#### Recorded data ####

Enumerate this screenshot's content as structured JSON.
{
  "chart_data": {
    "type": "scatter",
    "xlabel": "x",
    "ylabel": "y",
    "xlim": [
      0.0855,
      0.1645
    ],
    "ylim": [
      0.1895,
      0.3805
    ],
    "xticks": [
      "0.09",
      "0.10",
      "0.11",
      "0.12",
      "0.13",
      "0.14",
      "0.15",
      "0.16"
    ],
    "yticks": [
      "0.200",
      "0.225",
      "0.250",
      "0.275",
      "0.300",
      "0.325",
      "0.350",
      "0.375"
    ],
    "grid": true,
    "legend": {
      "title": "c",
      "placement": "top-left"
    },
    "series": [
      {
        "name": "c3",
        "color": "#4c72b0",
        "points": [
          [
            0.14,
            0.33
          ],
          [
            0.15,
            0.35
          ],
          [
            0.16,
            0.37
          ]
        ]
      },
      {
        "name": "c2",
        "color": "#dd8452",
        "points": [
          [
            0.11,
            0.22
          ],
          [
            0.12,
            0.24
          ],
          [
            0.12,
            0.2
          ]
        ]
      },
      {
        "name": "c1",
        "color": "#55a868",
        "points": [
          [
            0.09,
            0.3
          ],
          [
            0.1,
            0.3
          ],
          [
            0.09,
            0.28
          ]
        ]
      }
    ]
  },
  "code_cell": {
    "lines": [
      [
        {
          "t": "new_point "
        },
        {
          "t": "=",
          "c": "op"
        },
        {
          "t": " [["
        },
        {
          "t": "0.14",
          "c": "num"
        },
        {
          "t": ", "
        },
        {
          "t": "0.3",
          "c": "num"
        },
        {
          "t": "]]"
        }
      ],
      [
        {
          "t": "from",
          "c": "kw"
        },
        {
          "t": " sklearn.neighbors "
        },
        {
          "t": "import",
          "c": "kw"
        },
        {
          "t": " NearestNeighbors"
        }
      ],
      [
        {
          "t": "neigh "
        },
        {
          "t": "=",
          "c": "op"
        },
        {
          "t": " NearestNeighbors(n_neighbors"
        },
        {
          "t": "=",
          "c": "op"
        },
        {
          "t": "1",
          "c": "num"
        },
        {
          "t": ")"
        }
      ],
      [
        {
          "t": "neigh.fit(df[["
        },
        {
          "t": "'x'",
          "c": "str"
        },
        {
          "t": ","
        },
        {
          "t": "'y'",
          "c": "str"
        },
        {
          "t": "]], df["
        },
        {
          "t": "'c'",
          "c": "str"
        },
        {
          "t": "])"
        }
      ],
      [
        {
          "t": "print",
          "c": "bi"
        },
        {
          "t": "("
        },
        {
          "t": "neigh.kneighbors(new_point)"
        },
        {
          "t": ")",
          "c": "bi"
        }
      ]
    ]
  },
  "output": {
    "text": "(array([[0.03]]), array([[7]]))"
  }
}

####

#### Your task
Print all of the entries again, exactly as written.

#### Exercise output
Enumerate this screenshot's content as structured JSON.
{
  "chart_data": {
    "type": "scatter",
    "xlabel": "x",
    "ylabel": "y",
    "xlim": [
      0.0855,
      0.1645
    ],
    "ylim": [
      0.1895,
      0.3805
    ],
    "xticks": [
      "0.09",
      "0.10",
      "0.11",
      "0.12",
      "0.13",
      "0.14",
      "0.15",
      "0.16"
    ],
    "yticks": [
      "0.200",
      "0.225",
      "0.250",
      "0.275",
      "0.300",
      "0.325",
      "0.350",
      "0.375"
    ],
    "grid": true,
    "legend": {
      "title": "c",
      "placement": "top-left"
    },
    "series": [
      {
        "name": "c3",
        "color": "#4c72b0",
        "points": [
          [
            0.14,
            0.33
          ],
          [
            0.15,
            0.35
          ],
          [
            0.16,
            0.37
          ]
        ]
      },
      {
        "name": "c2",
        "color": "#dd8452",
        "points": [
          [
            0.11,
            0.22
          ],
          [
            0.12,
            0.24
          ],
          [
            0.12,
            0.2
          ]
        ]
      },
      {
        "name": "c1",
        "color": "#55a868",
        "points": [
          [
            0.09,
            0.3
          ],
          [
            0.1,
            0.3
          ],
          [
            0.09,
            0.28
          ]
        ]
      }
    ]
  },
  "code_cell": {
    "lines": [
      [
        {
          "t": "new_point "
        },
        {
          "t": "=",
          "c": "op"
        },
        {
          "t": " [["
        },
        {
          "t": "0.14",
          "c": "num"
        },
        {
          "t": ", "
        },
        {
          "t": "0.3",
          "c": "num"
        },
        {
          "t": "]]"
        }
      ],
      [
        {
          "t": "from",
          "c": "kw"
        },
        {
          "t": " sklearn.neighbors "
        },
        {
          "t": "import",
          "c": "kw"
        },
        {
          "t": " NearestNeighbors"
        }
      ],
      [
        {
          "t": "neigh "
        },
        {
          "t": "=",
          "c": "op"
        },
        {
          "t": " NearestNeighbors(n_neighbors"
        },
        {
          "t": "=",
          "c": "op"
        },
        {
          "t": "1",
          "c": "num"
        },
        {
          "t": ")"
        }
      ],
      [
        {
          "t": "neigh.fit(df[["
        },
        {
          "t": "'x'",
          "c": "str"
        },
        {
          "t": ","
        },
        {
          "t": "'y'",
          "c": "str"
        },
        {
          "t": "]], df["
        },
        {
          "t": "'c'",
          "c": "str"
        },
        {
          "t": "])"
        }
      ],
      [
        {
          "t": "print",
          "c": "bi"
        },
        {
          "t": "("
        },
        {
          "t": "neigh.kneighbors(new_point)"
        },
        {
          "t": ")",
          "c": "bi"
        }
      ]
    ]
  },
  "output": {
    "text": "(array([[0.03]]), array([[7]]))"
  }
}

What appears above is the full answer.